### Challenge
Omit the pictures, please, and give each record below again exactly.

### Data for processing
____________________
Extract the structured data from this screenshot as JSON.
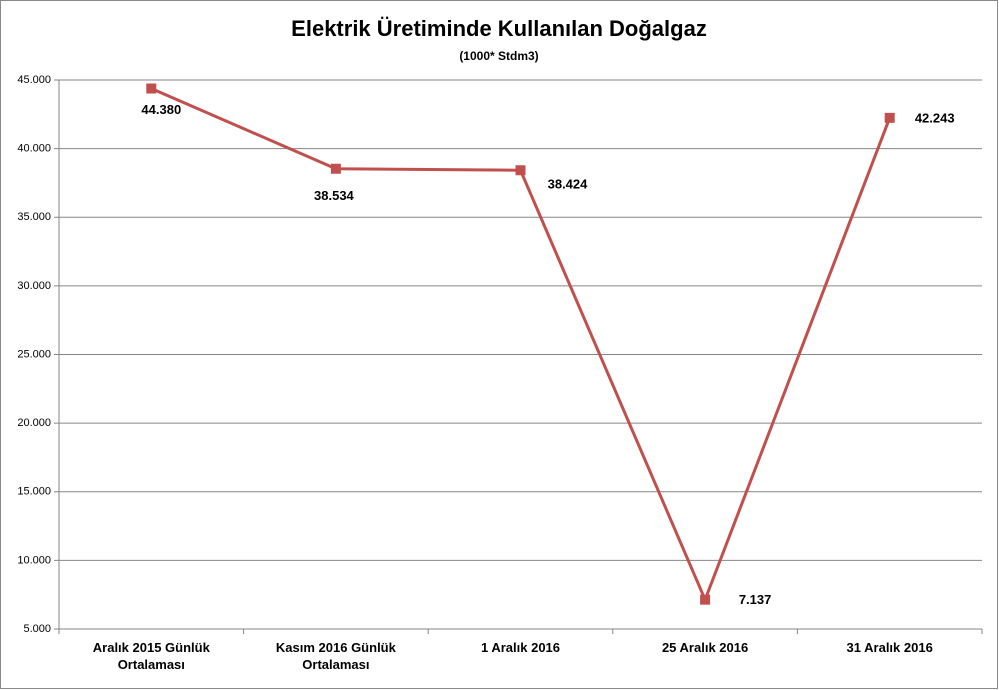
{
  "chart_data": {
    "type": "line",
    "title": "Elektrik Üretiminde Kullanılan Doğalgaz",
    "subtitle": "(1000* Stdm3)",
    "categories": [
      "Aralık 2015 Günlük Ortalaması",
      "Kasım 2016 Günlük Ortalaması",
      "1 Aralık 2016",
      "25 Aralık 2016",
      "31 Aralık 2016"
    ],
    "values": [
      44380,
      38534,
      38424,
      7137,
      42243
    ],
    "value_labels": [
      "44.380",
      "38.534",
      "38.424",
      "7.137",
      "42.243"
    ],
    "color": "#c0504d",
    "ylim": [
      5000,
      45000
    ],
    "yticks": [
      {
        "value": 5000,
        "label": "5.000"
      },
      {
        "value": 10000,
        "label": "10.000"
      },
      {
        "value": 15000,
        "label": "15.000"
      },
      {
        "value": 20000,
        "label": "20.000"
      },
      {
        "value": 25000,
        "label": "25.000"
      },
      {
        "value": 30000,
        "label": "30.000"
      },
      {
        "value": 35000,
        "label": "35.000"
      },
      {
        "value": 40000,
        "label": "40.000"
      },
      {
        "value": 45000,
        "label": "45.000"
      }
    ],
    "grid": true
  }
}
____________________
### Task result
Extract the structured data from this screenshot as JSON.
{
  "chart_data": {
    "type": "line",
    "title": "Elektrik Üretiminde Kullanılan Doğalgaz",
    "subtitle": "(1000* Stdm3)",
    "categories": [
      "Aralık 2015 Günlük Ortalaması",
      "Kasım 2016 Günlük Ortalaması",
      "1 Aralık 2016",
      "25 Aralık 2016",
      "31 Aralık 2016"
    ],
    "values": [
      44380,
      38534,
      38424,
      7137,
      42243
    ],
    "value_labels": [
      "44.380",
      "38.534",
      "38.424",
      "7.137",
      "42.243"
    ],
    "color": "#c0504d",
    "ylim": [
      5000,
      45000
    ],
    "yticks": [
      {
        "value": 5000,
        "label": "5.000"
      },
      {
        "value": 10000,
        "label": "10.000"
      },
      {
        "value": 15000,
        "label": "15.000"
      },
      {
        "value": 20000,
        "label": "20.000"
      },
      {
        "value": 25000,
        "label": "25.000"
      },
      {
        "value": 30000,
        "label": "30.000"
      },
      {
        "value": 35000,
        "label": "35.000"
      },
      {
        "value": 40000,
        "label": "40.000"
      },
      {
        "value": 45000,
        "label": "45.000"
      }
    ],
    "grid": true
  }
}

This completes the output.